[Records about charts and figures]
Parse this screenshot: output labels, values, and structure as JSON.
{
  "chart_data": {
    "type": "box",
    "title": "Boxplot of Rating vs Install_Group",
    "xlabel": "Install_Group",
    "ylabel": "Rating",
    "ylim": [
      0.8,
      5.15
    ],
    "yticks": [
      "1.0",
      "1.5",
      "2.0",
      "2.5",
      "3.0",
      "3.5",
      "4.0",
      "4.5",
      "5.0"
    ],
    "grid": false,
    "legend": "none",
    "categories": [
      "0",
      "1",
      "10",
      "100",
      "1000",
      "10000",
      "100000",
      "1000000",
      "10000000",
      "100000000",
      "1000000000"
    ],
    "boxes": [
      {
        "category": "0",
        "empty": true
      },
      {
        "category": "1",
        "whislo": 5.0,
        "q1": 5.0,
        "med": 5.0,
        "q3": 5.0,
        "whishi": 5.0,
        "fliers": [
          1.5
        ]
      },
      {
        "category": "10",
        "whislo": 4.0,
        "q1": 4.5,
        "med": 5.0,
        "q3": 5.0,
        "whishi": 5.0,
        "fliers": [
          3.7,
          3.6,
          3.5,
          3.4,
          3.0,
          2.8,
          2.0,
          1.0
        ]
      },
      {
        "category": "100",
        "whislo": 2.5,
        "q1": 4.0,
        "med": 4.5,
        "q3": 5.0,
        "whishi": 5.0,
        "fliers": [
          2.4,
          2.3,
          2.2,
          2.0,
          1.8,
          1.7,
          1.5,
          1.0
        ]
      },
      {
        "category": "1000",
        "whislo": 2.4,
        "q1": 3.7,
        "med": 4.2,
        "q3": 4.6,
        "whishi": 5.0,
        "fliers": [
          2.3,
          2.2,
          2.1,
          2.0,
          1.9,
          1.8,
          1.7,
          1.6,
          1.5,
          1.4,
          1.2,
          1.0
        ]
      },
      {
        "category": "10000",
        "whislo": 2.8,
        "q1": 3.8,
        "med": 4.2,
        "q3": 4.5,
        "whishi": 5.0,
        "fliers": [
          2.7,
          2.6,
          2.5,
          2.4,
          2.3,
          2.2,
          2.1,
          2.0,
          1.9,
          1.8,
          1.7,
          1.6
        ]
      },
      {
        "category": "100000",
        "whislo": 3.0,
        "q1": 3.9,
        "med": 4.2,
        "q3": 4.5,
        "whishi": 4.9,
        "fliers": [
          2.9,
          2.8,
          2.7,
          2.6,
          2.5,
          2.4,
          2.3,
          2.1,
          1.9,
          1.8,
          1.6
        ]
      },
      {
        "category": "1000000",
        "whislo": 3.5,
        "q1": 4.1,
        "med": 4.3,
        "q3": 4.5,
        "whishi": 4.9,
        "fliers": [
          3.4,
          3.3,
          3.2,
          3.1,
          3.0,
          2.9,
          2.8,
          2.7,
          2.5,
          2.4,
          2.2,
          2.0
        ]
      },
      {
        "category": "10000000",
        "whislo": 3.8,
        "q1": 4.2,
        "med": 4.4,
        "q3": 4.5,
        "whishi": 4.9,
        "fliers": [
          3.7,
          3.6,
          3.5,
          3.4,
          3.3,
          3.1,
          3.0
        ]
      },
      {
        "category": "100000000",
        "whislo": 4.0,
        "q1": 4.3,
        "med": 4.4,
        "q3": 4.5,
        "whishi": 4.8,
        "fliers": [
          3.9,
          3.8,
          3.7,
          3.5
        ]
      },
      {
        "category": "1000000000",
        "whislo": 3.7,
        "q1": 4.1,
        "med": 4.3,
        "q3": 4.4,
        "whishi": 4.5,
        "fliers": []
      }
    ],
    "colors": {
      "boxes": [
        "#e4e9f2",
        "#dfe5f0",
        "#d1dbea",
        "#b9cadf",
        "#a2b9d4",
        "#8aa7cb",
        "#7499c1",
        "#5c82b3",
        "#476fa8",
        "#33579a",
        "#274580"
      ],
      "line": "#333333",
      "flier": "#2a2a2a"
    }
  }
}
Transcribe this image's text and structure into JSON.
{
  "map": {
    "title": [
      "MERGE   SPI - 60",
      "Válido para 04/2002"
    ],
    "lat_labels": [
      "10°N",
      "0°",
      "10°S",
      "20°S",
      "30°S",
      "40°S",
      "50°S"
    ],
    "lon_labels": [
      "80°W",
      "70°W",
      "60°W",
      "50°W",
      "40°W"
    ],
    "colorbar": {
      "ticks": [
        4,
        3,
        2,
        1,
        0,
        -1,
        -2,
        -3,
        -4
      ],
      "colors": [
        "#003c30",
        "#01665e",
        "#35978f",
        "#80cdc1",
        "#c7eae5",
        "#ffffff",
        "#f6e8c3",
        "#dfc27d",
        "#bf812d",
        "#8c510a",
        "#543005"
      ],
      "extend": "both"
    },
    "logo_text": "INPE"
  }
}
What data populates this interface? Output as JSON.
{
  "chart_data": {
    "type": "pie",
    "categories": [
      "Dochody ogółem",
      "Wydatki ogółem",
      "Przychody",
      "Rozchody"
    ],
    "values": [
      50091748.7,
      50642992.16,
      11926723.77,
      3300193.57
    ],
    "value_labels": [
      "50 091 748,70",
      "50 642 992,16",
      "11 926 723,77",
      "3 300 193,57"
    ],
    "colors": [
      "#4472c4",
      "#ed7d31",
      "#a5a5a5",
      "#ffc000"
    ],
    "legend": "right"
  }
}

◆ **What the exercise asks**
Copy all the entries verbatim.

◆ **Response to the task**
Parse this screenshot: output labels, values, and structure as JSON.
{
  "chart_data": {
    "type": "box",
    "title": "Boxplot of Rating vs Install_Group",
    "xlabel": "Install_Group",
    "ylabel": "Rating",
    "ylim": [
      0.8,
      5.15
    ],
    "yticks": [
      "1.0",
      "1.5",
      "2.0",
      "2.5",
      "3.0",
      "3.5",
      "4.0",
      "4.5",
      "5.0"
    ],
    "grid": false,
    "legend": "none",
    "categories": [
      "0",
      "1",
      "10",
      "100",
      "1000",
      "10000",
      "100000",
      "1000000",
      "10000000",
      "100000000",
      "1000000000"
    ],
    "boxes": [
      {
        "category": "0",
        "empty": true
      },
      {
        "category": "1",
        "whislo": 5.0,
        "q1": 5.0,
        "med": 5.0,
        "q3": 5.0,
        "whishi": 5.0,
        "fliers": [
          1.5
        ]
      },
      {
        "category": "10",
        "whislo": 4.0,
        "q1": 4.5,
        "med": 5.0,
        "q3": 5.0,
        "whishi": 5.0,
        "fliers": [
          3.7,
          3.6,
          3.5,
          3.4,
          3.0,
          2.8,
          2.0,
          1.0
        ]
      },
      {
        "category": "100",
        "whislo": 2.5,
        "q1": 4.0,
        "med": 4.5,
        "q3": 5.0,
        "whishi": 5.0,
        "fliers": [
          2.4,
          2.3,
          2.2,
          2.0,
          1.8,
          1.7,
          1.5,
          1.0
        ]
      },
      {
        "category": "1000",
        "whislo": 2.4,
        "q1": 3.7,
        "med": 4.2,
        "q3": 4.6,
        "whishi": 5.0,
        "fliers": [
          2.3,
          2.2,
          2.1,
          2.0,
          1.9,
          1.8,
          1.7,
          1.6,
          1.5,
          1.4,
          1.2,
          1.0
        ]
      },
      {
        "category": "10000",
        "whislo": 2.8,
        "q1": 3.8,
        "med": 4.2,
        "q3": 4.5,
        "whishi": 5.0,
        "fliers": [
          2.7,
          2.6,
          2.5,
          2.4,
          2.3,
          2.2,
          2.1,
          2.0,
          1.9,
          1.8,
          1.7,
          1.6
        ]
      },
      {
        "category": "100000",
        "whislo": 3.0,
        "q1": 3.9,
        "med": 4.2,
        "q3": 4.5,
        "whishi": 4.9,
        "fliers": [
          2.9,
          2.8,
          2.7,
          2.6,
          2.5,
          2.4,
          2.3,
          2.1,
          1.9,
          1.8,
          1.6
        ]
      },
      {
        "category": "1000000",
        "whislo": 3.5,
        "q1": 4.1,
        "med": 4.3,
        "q3": 4.5,
        "whishi": 4.9,
        "fliers": [
          3.4,
          3.3,
          3.2,
          3.1,
          3.0,
          2.9,
          2.8,
          2.7,
          2.5,
          2.4,
          2.2,
          2.0
        ]
      },
      {
        "category": "10000000",
        "whislo": 3.8,
        "q1": 4.2,
        "med": 4.4,
        "q3": 4.5,
        "whishi": 4.9,
        "fliers": [
          3.7,
          3.6,
          3.5,
          3.4,
          3.3,
          3.1,
          3.0
        ]
      },
      {
        "category": "100000000",
        "whislo": 4.0,
        "q1": 4.3,
        "med": 4.4,
        "q3": 4.5,
        "whishi": 4.8,
        "fliers": [
          3.9,
          3.8,
          3.7,
          3.5
        ]
      },
      {
        "category": "1000000000",
        "whislo": 3.7,
        "q1": 4.1,
        "med": 4.3,
        "q3": 4.4,
        "whishi": 4.5,
        "fliers": []
      }
    ],
    "colors": {
      "boxes": [
        "#e4e9f2",
        "#dfe5f0",
        "#d1dbea",
        "#b9cadf",
        "#a2b9d4",
        "#8aa7cb",
        "#7499c1",
        "#5c82b3",
        "#476fa8",
        "#33579a",
        "#274580"
      ],
      "line": "#333333",
      "flier": "#2a2a2a"
    }
  }
}
Transcribe this image's text and structure into JSON.
{
  "map": {
    "title": [
      "MERGE   SPI - 60",
      "Válido para 04/2002"
    ],
    "lat_labels": [
      "10°N",
      "0°",
      "10°S",
      "20°S",
      "30°S",
      "40°S",
      "50°S"
    ],
    "lon_labels": [
      "80°W",
      "70°W",
      "60°W",
      "50°W",
      "40°W"
    ],
    "colorbar": {
      "ticks": [
        4,
        3,
        2,
        1,
        0,
        -1,
        -2,
        -3,
        -4
      ],
      "colors": [
        "#003c30",
        "#01665e",
        "#35978f",
        "#80cdc1",
        "#c7eae5",
        "#ffffff",
        "#f6e8c3",
        "#dfc27d",
        "#bf812d",
        "#8c510a",
        "#543005"
      ],
      "extend": "both"
    },
    "logo_text": "INPE"
  }
}
What data populates this interface? Output as JSON.
{
  "chart_data": {
    "type": "pie",
    "categories": [
      "Dochody ogółem",
      "Wydatki ogółem",
      "Przychody",
      "Rozchody"
    ],
    "values": [
      50091748.7,
      50642992.16,
      11926723.77,
      3300193.57
    ],
    "value_labels": [
      "50 091 748,70",
      "50 642 992,16",
      "11 926 723,77",
      "3 300 193,57"
    ],
    "colors": [
      "#4472c4",
      "#ed7d31",
      "#a5a5a5",
      "#ffc000"
    ],
    "legend": "right"
  }
}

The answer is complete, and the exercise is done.